→ **Task objective**: Reproduce word for word the stretch of the position records from the line containing "Patent image size: (778, 479)." through the line containing "The fastening portion 2 is at (375, 258).".

→ **Stored items**:

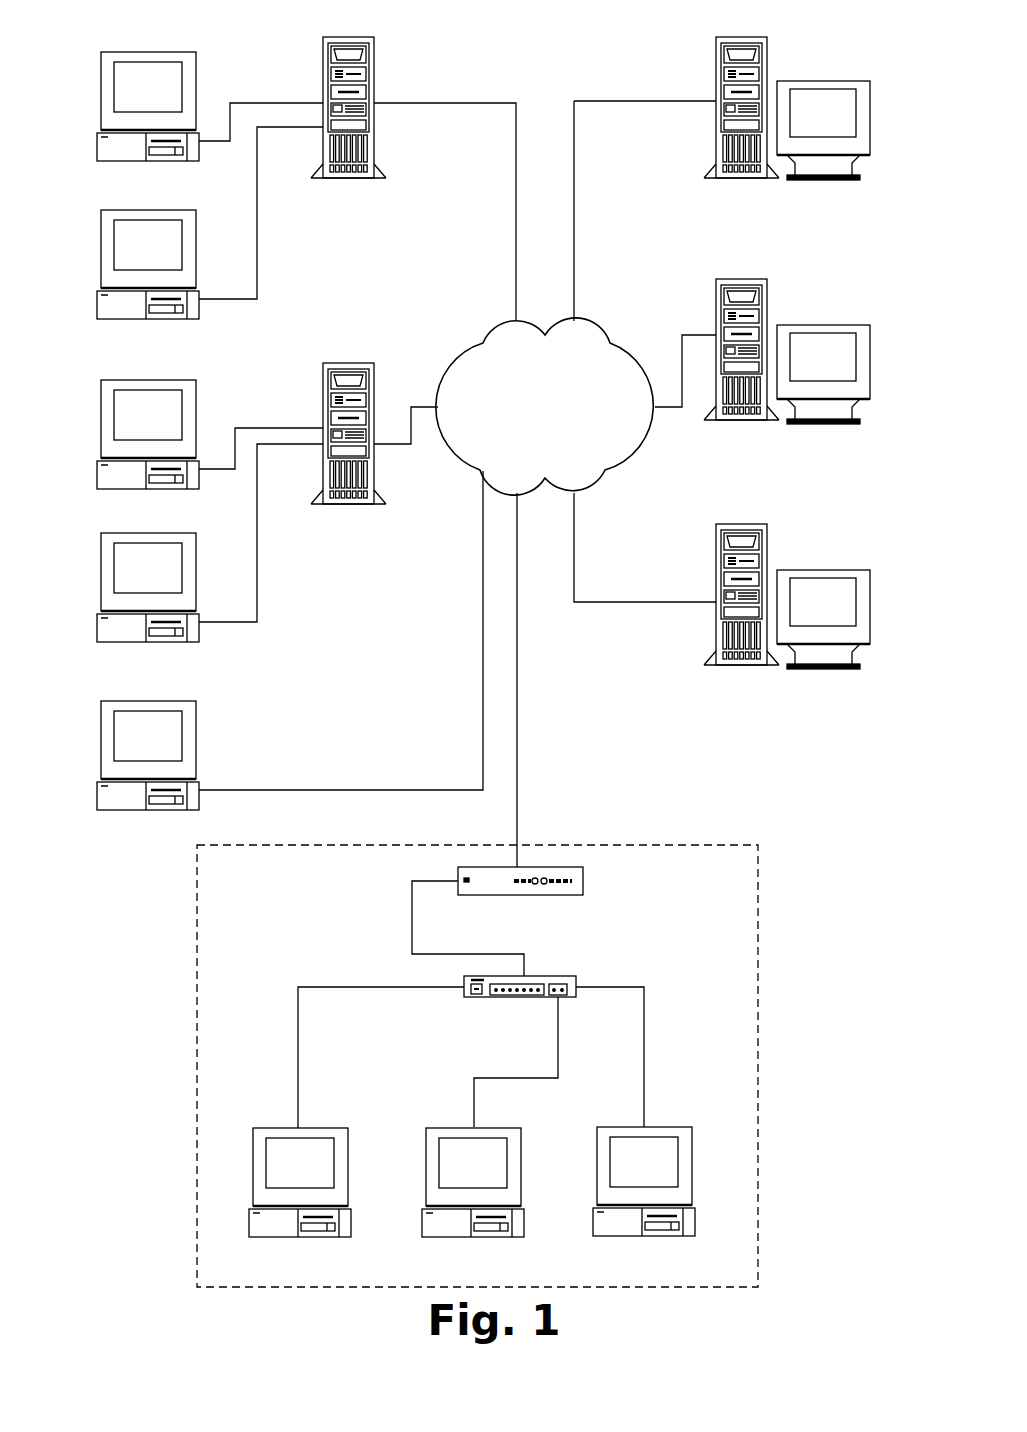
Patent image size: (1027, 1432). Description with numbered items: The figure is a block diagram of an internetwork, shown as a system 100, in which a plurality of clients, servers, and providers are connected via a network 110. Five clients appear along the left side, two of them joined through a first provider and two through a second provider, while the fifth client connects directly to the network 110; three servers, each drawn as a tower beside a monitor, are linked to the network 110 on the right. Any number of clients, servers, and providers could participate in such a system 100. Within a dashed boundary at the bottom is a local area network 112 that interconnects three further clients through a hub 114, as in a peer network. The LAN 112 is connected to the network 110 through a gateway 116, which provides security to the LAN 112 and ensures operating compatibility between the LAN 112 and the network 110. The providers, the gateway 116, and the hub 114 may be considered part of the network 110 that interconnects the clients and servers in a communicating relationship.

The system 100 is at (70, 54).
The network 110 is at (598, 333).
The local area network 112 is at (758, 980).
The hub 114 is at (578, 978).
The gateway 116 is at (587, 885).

---

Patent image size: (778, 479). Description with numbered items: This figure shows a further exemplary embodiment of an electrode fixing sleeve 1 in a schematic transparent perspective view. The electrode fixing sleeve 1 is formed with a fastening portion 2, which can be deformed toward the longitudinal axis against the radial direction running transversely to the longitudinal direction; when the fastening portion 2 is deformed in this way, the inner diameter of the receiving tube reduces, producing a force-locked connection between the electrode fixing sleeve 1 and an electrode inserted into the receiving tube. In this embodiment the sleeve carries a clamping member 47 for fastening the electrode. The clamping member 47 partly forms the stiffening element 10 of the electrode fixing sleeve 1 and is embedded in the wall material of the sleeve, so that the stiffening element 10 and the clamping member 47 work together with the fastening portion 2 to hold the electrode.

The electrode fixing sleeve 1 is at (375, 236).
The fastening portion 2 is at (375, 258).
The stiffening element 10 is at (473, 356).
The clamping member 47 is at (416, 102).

→ **Result for this task**:
Patent image size: (778, 479). Description with numbered items: This figure shows a further exemplary embodiment of an electrode fixing sleeve 1 in a schematic transparent perspective view. The electrode fixing sleeve 1 is formed with a fastening portion 2, which can be deformed toward the longitudinal axis against the radial direction running transversely to the longitudinal direction; when the fastening portion 2 is deformed in this way, the inner diameter of the receiving tube reduces, producing a force-locked connection between the electrode fixing sleeve 1 and an electrode inserted into the receiving tube. In this embodiment the sleeve carries a clamping member 47 for fastening the electrode. The clamping member 47 partly forms the stiffening element 10 of the electrode fixing sleeve 1 and is embedded in the wall material of the sleeve, so that the stiffening element 10 and the clamping member 47 work together with the fastening portion 2 to hold the electrode.

The electrode fixing sleeve 1 is at (375, 236).
The fastening portion 2 is at (375, 258).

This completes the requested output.